- [WRITTEN PROBLEM]: Provide an exact copy of the data, excluding the images.

- [DATA TO PROCESS]:
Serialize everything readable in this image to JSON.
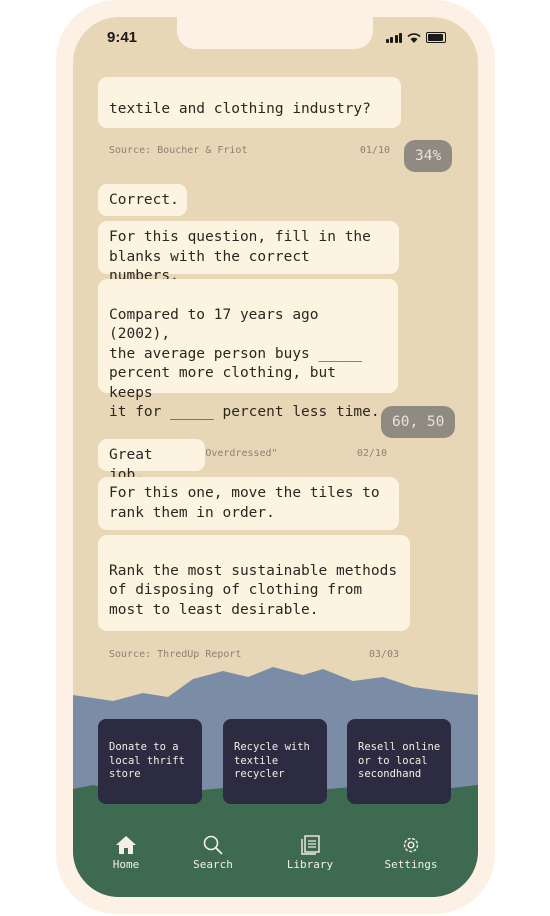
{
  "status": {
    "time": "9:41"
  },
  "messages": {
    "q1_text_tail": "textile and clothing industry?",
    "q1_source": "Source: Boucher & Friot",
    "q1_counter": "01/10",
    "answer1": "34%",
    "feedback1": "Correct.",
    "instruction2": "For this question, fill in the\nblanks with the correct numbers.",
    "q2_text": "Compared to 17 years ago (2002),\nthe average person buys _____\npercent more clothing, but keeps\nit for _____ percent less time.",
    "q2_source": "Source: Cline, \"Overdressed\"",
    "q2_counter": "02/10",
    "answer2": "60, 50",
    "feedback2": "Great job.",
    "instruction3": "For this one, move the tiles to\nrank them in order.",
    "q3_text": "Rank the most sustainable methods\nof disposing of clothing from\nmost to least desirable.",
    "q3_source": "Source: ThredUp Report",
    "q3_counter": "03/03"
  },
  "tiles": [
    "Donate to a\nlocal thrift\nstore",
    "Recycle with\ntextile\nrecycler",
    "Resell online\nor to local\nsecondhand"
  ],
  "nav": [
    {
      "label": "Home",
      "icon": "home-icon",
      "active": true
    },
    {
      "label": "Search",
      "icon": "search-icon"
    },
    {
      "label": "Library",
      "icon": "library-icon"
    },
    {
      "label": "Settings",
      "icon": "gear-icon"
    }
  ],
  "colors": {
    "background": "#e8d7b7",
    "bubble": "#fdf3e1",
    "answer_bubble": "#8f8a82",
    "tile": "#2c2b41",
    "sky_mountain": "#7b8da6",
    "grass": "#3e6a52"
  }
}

- [WRITTEN REPLY]:
Serialize everything readable in this image to JSON.
{
  "status": {
    "time": "9:41"
  },
  "messages": {
    "q1_text_tail": "textile and clothing industry?",
    "q1_source": "Source: Boucher & Friot",
    "q1_counter": "01/10",
    "answer1": "34%",
    "feedback1": "Correct.",
    "instruction2": "For this question, fill in the\nblanks with the correct numbers.",
    "q2_text": "Compared to 17 years ago (2002),\nthe average person buys _____\npercent more clothing, but keeps\nit for _____ percent less time.",
    "q2_source": "Source: Cline, \"Overdressed\"",
    "q2_counter": "02/10",
    "answer2": "60, 50",
    "feedback2": "Great job.",
    "instruction3": "For this one, move the tiles to\nrank them in order.",
    "q3_text": "Rank the most sustainable methods\nof disposing of clothing from\nmost to least desirable.",
    "q3_source": "Source: ThredUp Report",
    "q3_counter": "03/03"
  },
  "tiles": [
    "Donate to a\nlocal thrift\nstore",
    "Recycle with\ntextile\nrecycler",
    "Resell online\nor to local\nsecondhand"
  ],
  "nav": [
    {
      "label": "Home",
      "icon": "home-icon",
      "active": true
    },
    {
      "label": "Search",
      "icon": "search-icon"
    },
    {
      "label": "Library",
      "icon": "library-icon"
    },
    {
      "label": "Settings",
      "icon": "gear-icon"
    }
  ],
  "colors": {
    "background": "#e8d7b7",
    "bubble": "#fdf3e1",
    "answer_bubble": "#8f8a82",
    "tile": "#2c2b41",
    "sky_mountain": "#7b8da6",
    "grass": "#3e6a52"
  }
}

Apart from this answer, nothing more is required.